[Stored data]
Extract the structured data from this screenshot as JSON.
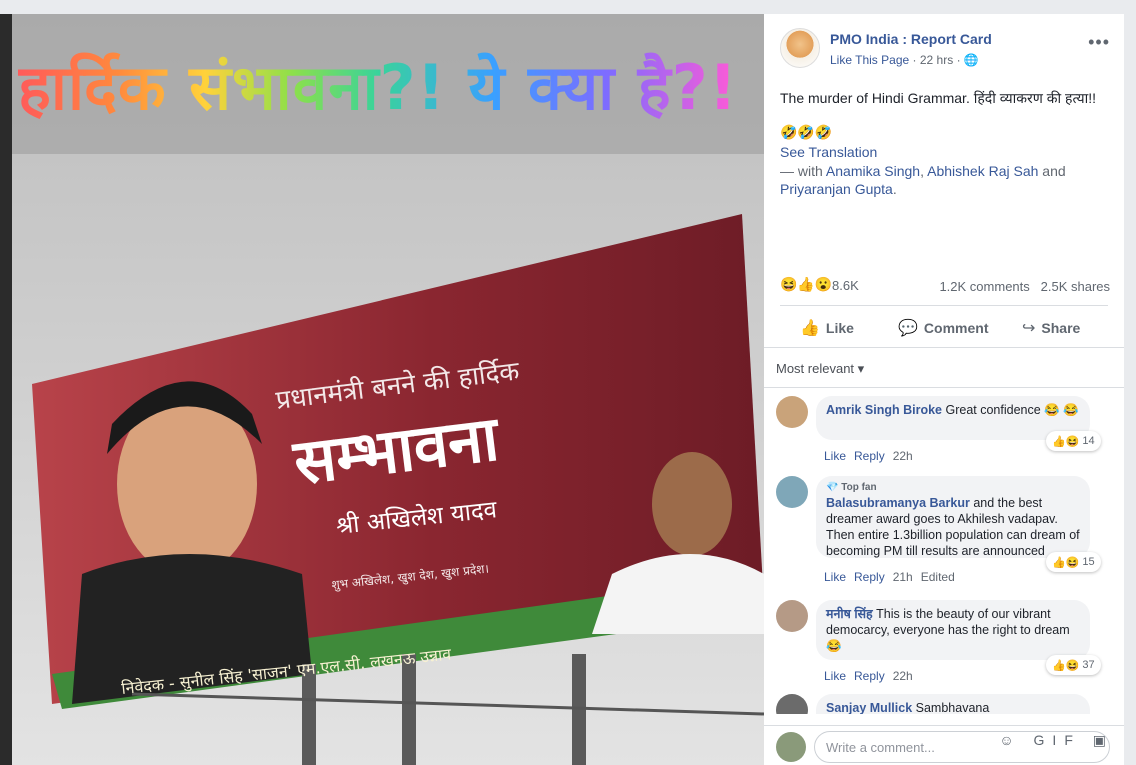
{
  "overlay_title": "हार्दिक संभावना?! ये क्या है?!",
  "billboard": {
    "line1": "प्रधानमंत्री बनने की हार्दिक",
    "line2": "सम्भावना",
    "line3": "श्री अखिलेश यादव",
    "line4": "शुभ अखिलेश, खुश देश, खुश प्रदेश।",
    "footer": "निवेदक - सुनील सिंह 'साजन' एम.एल.सी. लखनऊ   उन्नाव"
  },
  "post": {
    "page_name": "PMO India : Report Card",
    "like_page": "Like This Page",
    "time": "22 hrs",
    "caption": "The murder of Hindi Grammar. हिंदी व्याकरण की हत्या!!",
    "caption_emoji": "🤣🤣🤣",
    "see_translation": "See Translation",
    "with_prefix": "— with",
    "tag1": "Anamika Singh",
    "tag2": "Abhishek Raj Sah",
    "and": "and",
    "tag3": "Priyaranjan Gupta",
    "period": ".",
    "react_emojis": "😆👍😮",
    "react_count": "8.6K",
    "comments_count": "1.2K comments",
    "shares_count": "2.5K shares",
    "more": "•••"
  },
  "actions": {
    "like": "Like",
    "comment": "Comment",
    "share": "Share"
  },
  "sort": "Most relevant",
  "comments": [
    {
      "name": "Amrik Singh Biroke",
      "text": "Great confidence 😂 😂",
      "like": "Like",
      "reply": "Reply",
      "time": "22h",
      "badge_icons": "👍😆",
      "badge_count": "14"
    },
    {
      "topfan": "💎 Top fan",
      "name": "Balasubramanya Barkur",
      "text": "and the best dreamer award goes to Akhilesh vadapav. Then entire 1.3billion population can dream of becoming PM till results are announced",
      "like": "Like",
      "reply": "Reply",
      "time": "21h",
      "edited": "Edited",
      "badge_icons": "👍😆",
      "badge_count": "15"
    },
    {
      "name": "मनीष सिंह",
      "text": "This is the beauty of our vibrant democarcy, everyone has the right to dream 😂",
      "like": "Like",
      "reply": "Reply",
      "time": "22h",
      "badge_icons": "👍😆",
      "badge_count": "37"
    },
    {
      "name": "Sanjay Mullick",
      "text": "Sambhavana"
    }
  ],
  "composer": {
    "placeholder": "Write a comment...",
    "icons": "☺ GIF ▣"
  }
}
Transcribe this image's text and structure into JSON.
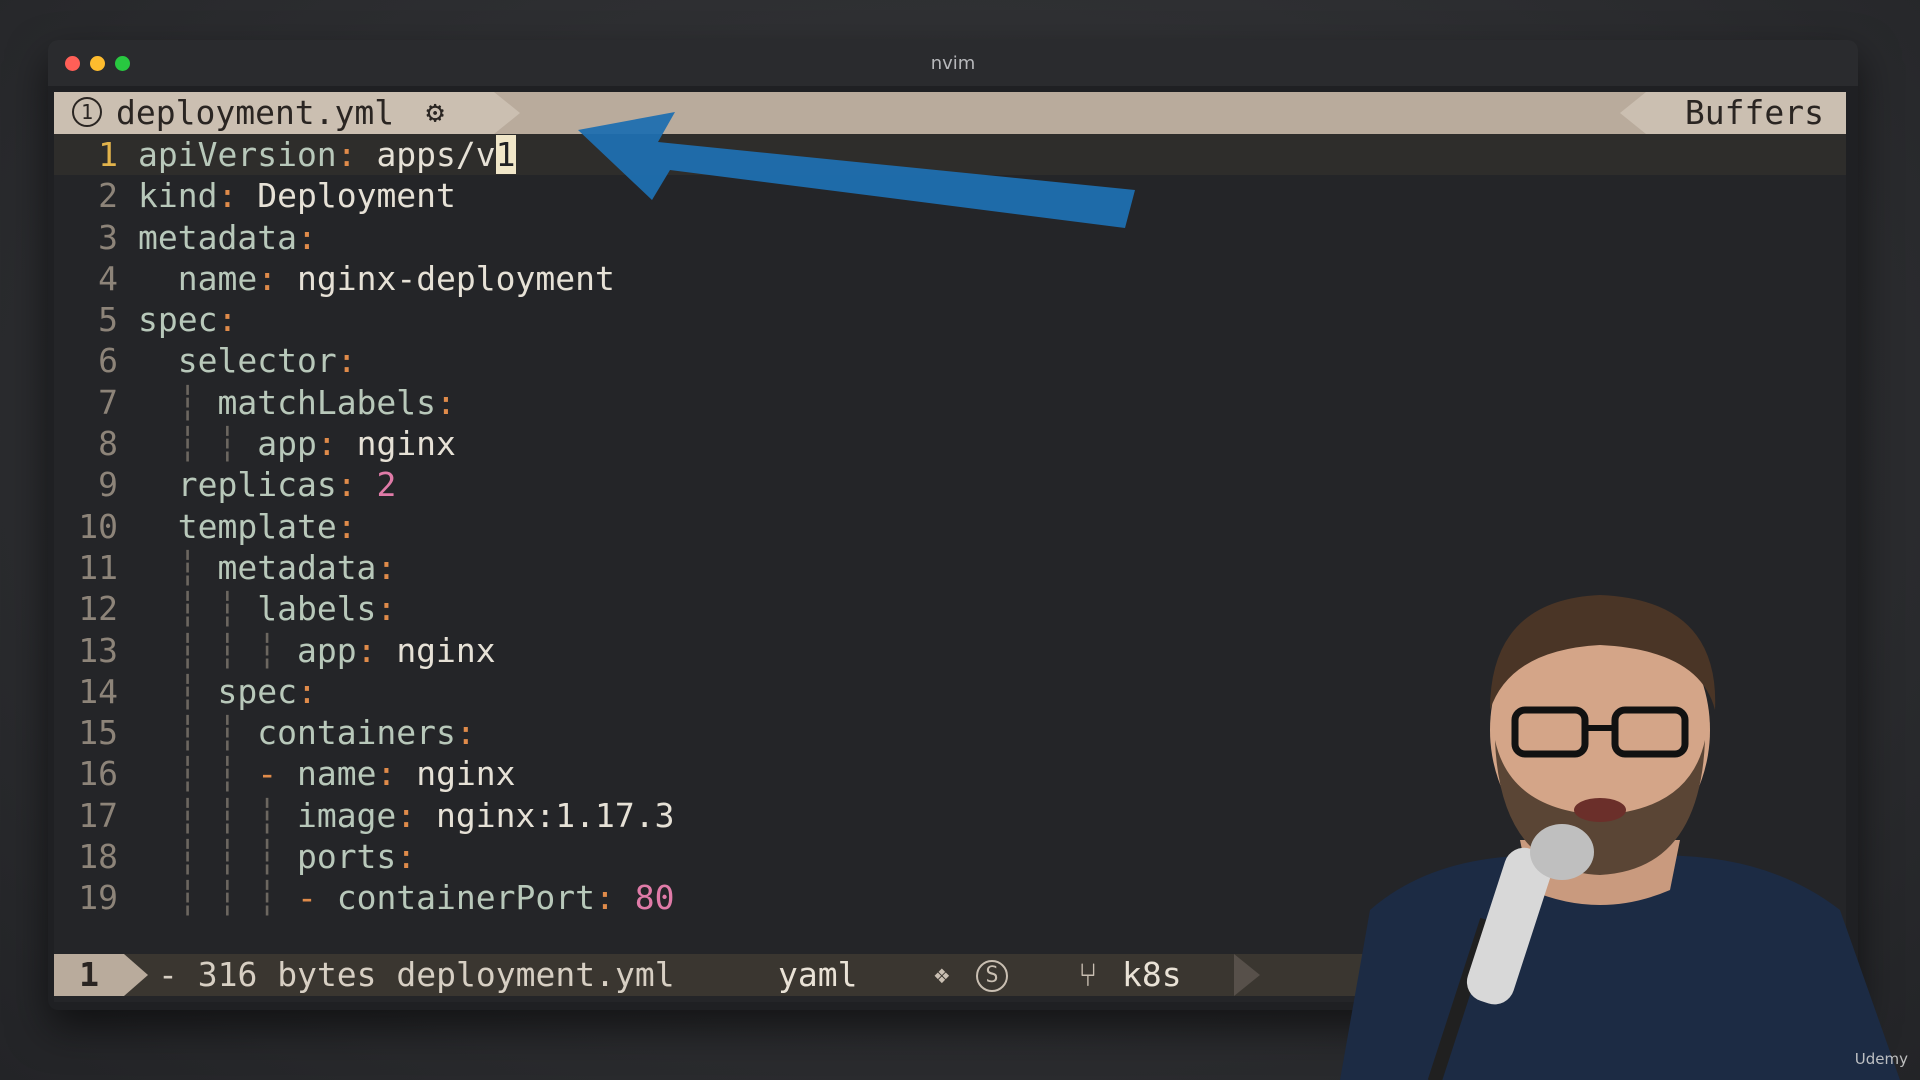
{
  "window": {
    "title": "nvim"
  },
  "tabline": {
    "tab_number": "1",
    "tab_name": "deployment.yml",
    "tab_icon": "gear-icon",
    "right_label": "Buffers"
  },
  "editor": {
    "current_line": 1,
    "cursor_char": "1",
    "lines": [
      {
        "n": "1",
        "guides": "",
        "key": "apiVersion",
        "value": "apps/v",
        "value_type": "string"
      },
      {
        "n": "2",
        "guides": "",
        "key": "kind",
        "value": "Deployment",
        "value_type": "string"
      },
      {
        "n": "3",
        "guides": "",
        "key": "metadata",
        "value": "",
        "value_type": "none"
      },
      {
        "n": "4",
        "guides": "  ",
        "key": "name",
        "value": "nginx-deployment",
        "value_type": "string"
      },
      {
        "n": "5",
        "guides": "",
        "key": "spec",
        "value": "",
        "value_type": "none"
      },
      {
        "n": "6",
        "guides": "  ",
        "key": "selector",
        "value": "",
        "value_type": "none"
      },
      {
        "n": "7",
        "guides": "  ┆ ",
        "key": "matchLabels",
        "value": "",
        "value_type": "none"
      },
      {
        "n": "8",
        "guides": "  ┆ ┆ ",
        "key": "app",
        "value": "nginx",
        "value_type": "string"
      },
      {
        "n": "9",
        "guides": "  ",
        "key": "replicas",
        "value": "2",
        "value_type": "number"
      },
      {
        "n": "10",
        "guides": "  ",
        "key": "template",
        "value": "",
        "value_type": "none"
      },
      {
        "n": "11",
        "guides": "  ┆ ",
        "key": "metadata",
        "value": "",
        "value_type": "none"
      },
      {
        "n": "12",
        "guides": "  ┆ ┆ ",
        "key": "labels",
        "value": "",
        "value_type": "none"
      },
      {
        "n": "13",
        "guides": "  ┆ ┆ ┆ ",
        "key": "app",
        "value": "nginx",
        "value_type": "string"
      },
      {
        "n": "14",
        "guides": "  ┆ ",
        "key": "spec",
        "value": "",
        "value_type": "none"
      },
      {
        "n": "15",
        "guides": "  ┆ ┆ ",
        "key": "containers",
        "value": "",
        "value_type": "none"
      },
      {
        "n": "16",
        "guides": "  ┆ ┆ - ",
        "key": "name",
        "value": "nginx",
        "value_type": "string"
      },
      {
        "n": "17",
        "guides": "  ┆ ┆ ┆ ",
        "key": "image",
        "value": "nginx:1.17.3",
        "value_type": "string"
      },
      {
        "n": "18",
        "guides": "  ┆ ┆ ┆ ",
        "key": "ports",
        "value": "",
        "value_type": "none"
      },
      {
        "n": "19",
        "guides": "  ┆ ┆ ┆ - ",
        "key": "containerPort",
        "value": "80",
        "value_type": "number"
      }
    ]
  },
  "statusline": {
    "mode": "1",
    "info": "- 316 bytes deployment.yml",
    "filetype": "yaml",
    "diamond_icon": "diamond-icon",
    "s_badge": "S",
    "branch_icon": "git-branch-icon",
    "branch": "k8s"
  },
  "overlay": {
    "watermark": "Udemy"
  },
  "colors": {
    "key": "#b8c8ba",
    "punctuation": "#e08b4a",
    "number": "#e07ba8",
    "annotation_arrow": "#1f6fb0"
  }
}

_Task directions:_ Identify each line containing the string "Singh" and copy it out.

_Written solution:_
    "tag1": "Anamika Singh",
      "name": "Amrik Singh Biroke",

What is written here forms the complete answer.